→ **Goal of the exercise**:
Print every entry, word for word, and skip the images.

→ **Input material**:
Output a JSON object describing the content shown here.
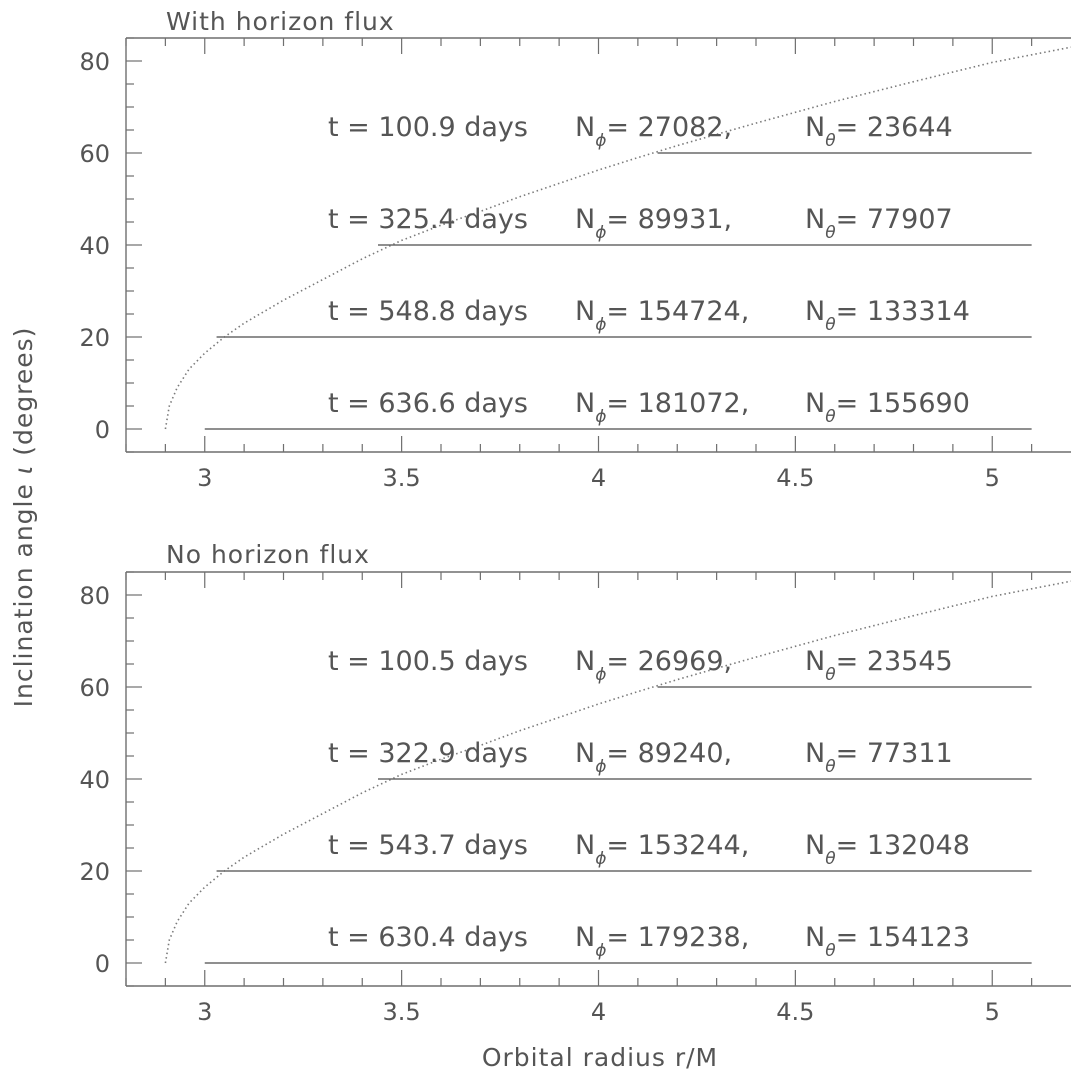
{
  "figure": {
    "ylabel_parts": [
      "Inclination angle ",
      "ι",
      " (degrees)"
    ],
    "xlabel": "Orbital radius r/M"
  },
  "chart_data": [
    {
      "type": "line",
      "title": "With horizon flux",
      "xlabel": "Orbital radius r/M",
      "ylabel": "Inclination angle ι (degrees)",
      "xlim": [
        2.8,
        5.2
      ],
      "ylim": [
        -5,
        85
      ],
      "xticks": [
        "3",
        "3.5",
        "4",
        "4.5",
        "5"
      ],
      "yticks": [
        "0",
        "20",
        "40",
        "60",
        "80"
      ],
      "x_tick_values": [
        3,
        3.5,
        4,
        4.5,
        5
      ],
      "y_tick_values": [
        0,
        20,
        40,
        60,
        80
      ],
      "curve": {
        "style": "dotted",
        "x": [
          2.9,
          2.91,
          2.93,
          2.96,
          3.0,
          3.05,
          3.1,
          3.2,
          3.3,
          3.4,
          3.5,
          3.6,
          3.7,
          3.8,
          3.9,
          4.0,
          4.1,
          4.2,
          4.4,
          4.6,
          4.8,
          5.0,
          5.2
        ],
        "y": [
          0,
          5,
          9,
          13,
          16.5,
          20,
          23,
          28,
          32.5,
          37,
          41,
          44.3,
          47.3,
          50.5,
          53.4,
          56.3,
          59,
          61.6,
          66.5,
          71.2,
          75.5,
          79.7,
          83
        ]
      },
      "series": [
        {
          "y": 60,
          "x_start": 4.15,
          "x_end": 5.1,
          "label": {
            "t": "t = 100.9 days",
            "nphi_pre": "N",
            "nphi_sub": "ϕ",
            "nphi_val": "= 27082,",
            "nth_pre": "N",
            "nth_sub": "θ",
            "nth_val": "= 23644"
          }
        },
        {
          "y": 40,
          "x_start": 3.44,
          "x_end": 5.1,
          "label": {
            "t": "t = 325.4 days",
            "nphi_pre": "N",
            "nphi_sub": "ϕ",
            "nphi_val": "= 89931,",
            "nth_pre": "N",
            "nth_sub": "θ",
            "nth_val": "= 77907"
          }
        },
        {
          "y": 20,
          "x_start": 3.03,
          "x_end": 5.1,
          "label": {
            "t": "t = 548.8 days",
            "nphi_pre": "N",
            "nphi_sub": "ϕ",
            "nphi_val": "= 154724,",
            "nth_pre": "N",
            "nth_sub": "θ",
            "nth_val": "= 133314"
          }
        },
        {
          "y": 0,
          "x_start": 3.0,
          "x_end": 5.1,
          "label": {
            "t": "t = 636.6 days",
            "nphi_pre": "N",
            "nphi_sub": "ϕ",
            "nphi_val": "= 181072,",
            "nth_pre": "N",
            "nth_sub": "θ",
            "nth_val": "= 155690"
          }
        }
      ]
    },
    {
      "type": "line",
      "title": "No horizon flux",
      "xlabel": "Orbital radius r/M",
      "ylabel": "Inclination angle ι (degrees)",
      "xlim": [
        2.8,
        5.2
      ],
      "ylim": [
        -5,
        85
      ],
      "xticks": [
        "3",
        "3.5",
        "4",
        "4.5",
        "5"
      ],
      "yticks": [
        "0",
        "20",
        "40",
        "60",
        "80"
      ],
      "x_tick_values": [
        3,
        3.5,
        4,
        4.5,
        5
      ],
      "y_tick_values": [
        0,
        20,
        40,
        60,
        80
      ],
      "curve": {
        "style": "dotted",
        "x": [
          2.9,
          2.91,
          2.93,
          2.96,
          3.0,
          3.05,
          3.1,
          3.2,
          3.3,
          3.4,
          3.5,
          3.6,
          3.7,
          3.8,
          3.9,
          4.0,
          4.1,
          4.2,
          4.4,
          4.6,
          4.8,
          5.0,
          5.2
        ],
        "y": [
          0,
          5,
          9,
          13,
          16.5,
          20,
          23,
          28,
          32.5,
          37,
          41,
          44.3,
          47.3,
          50.5,
          53.4,
          56.3,
          59,
          61.6,
          66.5,
          71.2,
          75.5,
          79.7,
          83
        ]
      },
      "series": [
        {
          "y": 60,
          "x_start": 4.15,
          "x_end": 5.1,
          "label": {
            "t": "t = 100.5 days",
            "nphi_pre": "N",
            "nphi_sub": "ϕ",
            "nphi_val": "= 26969,",
            "nth_pre": "N",
            "nth_sub": "θ",
            "nth_val": "= 23545"
          }
        },
        {
          "y": 40,
          "x_start": 3.44,
          "x_end": 5.1,
          "label": {
            "t": "t = 322.9 days",
            "nphi_pre": "N",
            "nphi_sub": "ϕ",
            "nphi_val": "= 89240,",
            "nth_pre": "N",
            "nth_sub": "θ",
            "nth_val": "= 77311"
          }
        },
        {
          "y": 20,
          "x_start": 3.03,
          "x_end": 5.1,
          "label": {
            "t": "t = 543.7 days",
            "nphi_pre": "N",
            "nphi_sub": "ϕ",
            "nphi_val": "= 153244,",
            "nth_pre": "N",
            "nth_sub": "θ",
            "nth_val": "= 132048"
          }
        },
        {
          "y": 0,
          "x_start": 3.0,
          "x_end": 5.1,
          "label": {
            "t": "t = 630.4 days",
            "nphi_pre": "N",
            "nphi_sub": "ϕ",
            "nphi_val": "= 179238,",
            "nth_pre": "N",
            "nth_sub": "θ",
            "nth_val": "= 154123"
          }
        }
      ]
    }
  ]
}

→ **The output**:
Output a JSON object describing the content shown here.
{
  "figure": {
    "ylabel_parts": [
      "Inclination angle ",
      "ι",
      " (degrees)"
    ],
    "xlabel": "Orbital radius r/M"
  },
  "chart_data": [
    {
      "type": "line",
      "title": "With horizon flux",
      "xlabel": "Orbital radius r/M",
      "ylabel": "Inclination angle ι (degrees)",
      "xlim": [
        2.8,
        5.2
      ],
      "ylim": [
        -5,
        85
      ],
      "xticks": [
        "3",
        "3.5",
        "4",
        "4.5",
        "5"
      ],
      "yticks": [
        "0",
        "20",
        "40",
        "60",
        "80"
      ],
      "x_tick_values": [
        3,
        3.5,
        4,
        4.5,
        5
      ],
      "y_tick_values": [
        0,
        20,
        40,
        60,
        80
      ],
      "curve": {
        "style": "dotted",
        "x": [
          2.9,
          2.91,
          2.93,
          2.96,
          3.0,
          3.05,
          3.1,
          3.2,
          3.3,
          3.4,
          3.5,
          3.6,
          3.7,
          3.8,
          3.9,
          4.0,
          4.1,
          4.2,
          4.4,
          4.6,
          4.8,
          5.0,
          5.2
        ],
        "y": [
          0,
          5,
          9,
          13,
          16.5,
          20,
          23,
          28,
          32.5,
          37,
          41,
          44.3,
          47.3,
          50.5,
          53.4,
          56.3,
          59,
          61.6,
          66.5,
          71.2,
          75.5,
          79.7,
          83
        ]
      },
      "series": [
        {
          "y": 60,
          "x_start": 4.15,
          "x_end": 5.1,
          "label": {
            "t": "t = 100.9 days",
            "nphi_pre": "N",
            "nphi_sub": "ϕ",
            "nphi_val": "= 27082,",
            "nth_pre": "N",
            "nth_sub": "θ",
            "nth_val": "= 23644"
          }
        },
        {
          "y": 40,
          "x_start": 3.44,
          "x_end": 5.1,
          "label": {
            "t": "t = 325.4 days",
            "nphi_pre": "N",
            "nphi_sub": "ϕ",
            "nphi_val": "= 89931,",
            "nth_pre": "N",
            "nth_sub": "θ",
            "nth_val": "= 77907"
          }
        },
        {
          "y": 20,
          "x_start": 3.03,
          "x_end": 5.1,
          "label": {
            "t": "t = 548.8 days",
            "nphi_pre": "N",
            "nphi_sub": "ϕ",
            "nphi_val": "= 154724,",
            "nth_pre": "N",
            "nth_sub": "θ",
            "nth_val": "= 133314"
          }
        },
        {
          "y": 0,
          "x_start": 3.0,
          "x_end": 5.1,
          "label": {
            "t": "t = 636.6 days",
            "nphi_pre": "N",
            "nphi_sub": "ϕ",
            "nphi_val": "= 181072,",
            "nth_pre": "N",
            "nth_sub": "θ",
            "nth_val": "= 155690"
          }
        }
      ]
    },
    {
      "type": "line",
      "title": "No horizon flux",
      "xlabel": "Orbital radius r/M",
      "ylabel": "Inclination angle ι (degrees)",
      "xlim": [
        2.8,
        5.2
      ],
      "ylim": [
        -5,
        85
      ],
      "xticks": [
        "3",
        "3.5",
        "4",
        "4.5",
        "5"
      ],
      "yticks": [
        "0",
        "20",
        "40",
        "60",
        "80"
      ],
      "x_tick_values": [
        3,
        3.5,
        4,
        4.5,
        5
      ],
      "y_tick_values": [
        0,
        20,
        40,
        60,
        80
      ],
      "curve": {
        "style": "dotted",
        "x": [
          2.9,
          2.91,
          2.93,
          2.96,
          3.0,
          3.05,
          3.1,
          3.2,
          3.3,
          3.4,
          3.5,
          3.6,
          3.7,
          3.8,
          3.9,
          4.0,
          4.1,
          4.2,
          4.4,
          4.6,
          4.8,
          5.0,
          5.2
        ],
        "y": [
          0,
          5,
          9,
          13,
          16.5,
          20,
          23,
          28,
          32.5,
          37,
          41,
          44.3,
          47.3,
          50.5,
          53.4,
          56.3,
          59,
          61.6,
          66.5,
          71.2,
          75.5,
          79.7,
          83
        ]
      },
      "series": [
        {
          "y": 60,
          "x_start": 4.15,
          "x_end": 5.1,
          "label": {
            "t": "t = 100.5 days",
            "nphi_pre": "N",
            "nphi_sub": "ϕ",
            "nphi_val": "= 26969,",
            "nth_pre": "N",
            "nth_sub": "θ",
            "nth_val": "= 23545"
          }
        },
        {
          "y": 40,
          "x_start": 3.44,
          "x_end": 5.1,
          "label": {
            "t": "t = 322.9 days",
            "nphi_pre": "N",
            "nphi_sub": "ϕ",
            "nphi_val": "= 89240,",
            "nth_pre": "N",
            "nth_sub": "θ",
            "nth_val": "= 77311"
          }
        },
        {
          "y": 20,
          "x_start": 3.03,
          "x_end": 5.1,
          "label": {
            "t": "t = 543.7 days",
            "nphi_pre": "N",
            "nphi_sub": "ϕ",
            "nphi_val": "= 153244,",
            "nth_pre": "N",
            "nth_sub": "θ",
            "nth_val": "= 132048"
          }
        },
        {
          "y": 0,
          "x_start": 3.0,
          "x_end": 5.1,
          "label": {
            "t": "t = 630.4 days",
            "nphi_pre": "N",
            "nphi_sub": "ϕ",
            "nphi_val": "= 179238,",
            "nth_pre": "N",
            "nth_sub": "θ",
            "nth_val": "= 154123"
          }
        }
      ]
    }
  ]
}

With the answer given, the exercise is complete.